AIM OF THE EXERCISE: Tally the lines that hold the string "LADYBARN", and reply with the count alone.

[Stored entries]
* * * * * * *

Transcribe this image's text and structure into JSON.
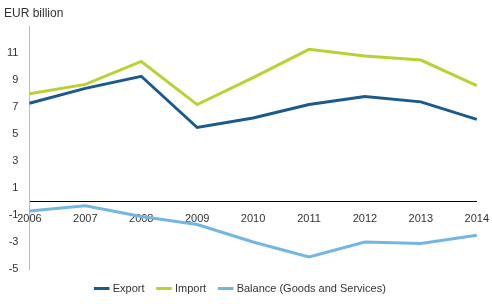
{
  "chart_data": {
    "type": "line",
    "ylabel": "EUR billion",
    "categories": [
      "2006",
      "2007",
      "2008",
      "2009",
      "2010",
      "2011",
      "2012",
      "2013",
      "2014"
    ],
    "series": [
      {
        "name": "Export",
        "color": "#1a5a8c",
        "values": [
          7.3,
          8.4,
          9.3,
          5.5,
          6.2,
          7.2,
          7.8,
          7.4,
          6.1
        ]
      },
      {
        "name": "Import",
        "color": "#b5d334",
        "values": [
          8.0,
          8.7,
          10.4,
          7.2,
          9.2,
          11.3,
          10.8,
          10.5,
          8.6
        ]
      },
      {
        "name": "Balance (Goods and Services)",
        "color": "#74b6e2",
        "values": [
          -0.7,
          -0.3,
          -1.1,
          -1.7,
          -3.0,
          -4.1,
          -3.0,
          -3.1,
          -2.5
        ]
      }
    ],
    "ylim": [
      -5,
      13
    ],
    "yticks": [
      -5,
      -3,
      -1,
      1,
      3,
      5,
      7,
      9,
      11
    ],
    "grid": false,
    "legend": "bottom"
  }
}
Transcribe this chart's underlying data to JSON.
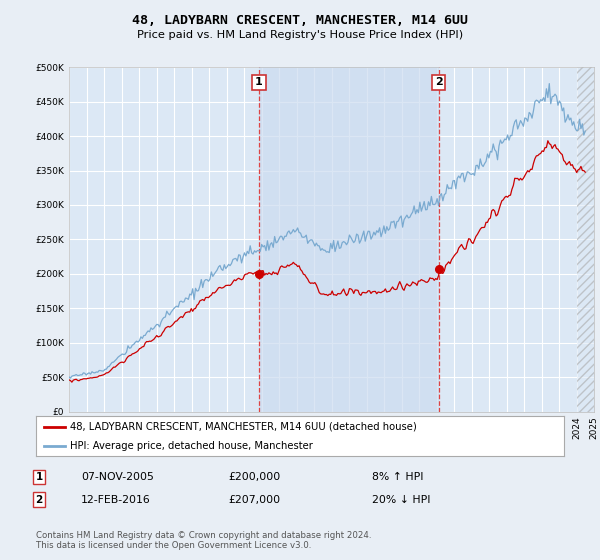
{
  "title": "48, LADYBARN CRESCENT, MANCHESTER, M14 6UU",
  "subtitle": "Price paid vs. HM Land Registry's House Price Index (HPI)",
  "legend_label_red": "48, LADYBARN CRESCENT, MANCHESTER, M14 6UU (detached house)",
  "legend_label_blue": "HPI: Average price, detached house, Manchester",
  "annotation1_date": "07-NOV-2005",
  "annotation1_price": "£200,000",
  "annotation1_hpi": "8% ↑ HPI",
  "annotation2_date": "12-FEB-2016",
  "annotation2_price": "£207,000",
  "annotation2_hpi": "20% ↓ HPI",
  "footnote": "Contains HM Land Registry data © Crown copyright and database right 2024.\nThis data is licensed under the Open Government Licence v3.0.",
  "ylim": [
    0,
    500000
  ],
  "yticks": [
    0,
    50000,
    100000,
    150000,
    200000,
    250000,
    300000,
    350000,
    400000,
    450000,
    500000
  ],
  "background_color": "#e8eef5",
  "plot_bg": "#dce8f5",
  "shade_bg": "#ccdcf0",
  "grid_color": "#ffffff",
  "red_color": "#cc0000",
  "blue_color": "#7aaad0",
  "sale1_x": 2005.85,
  "sale1_y": 200000,
  "sale2_x": 2016.12,
  "sale2_y": 207000,
  "xmin": 1995,
  "xmax": 2025,
  "seed": 17
}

* * * * * * *

ANSWER FOR THE TASK: 2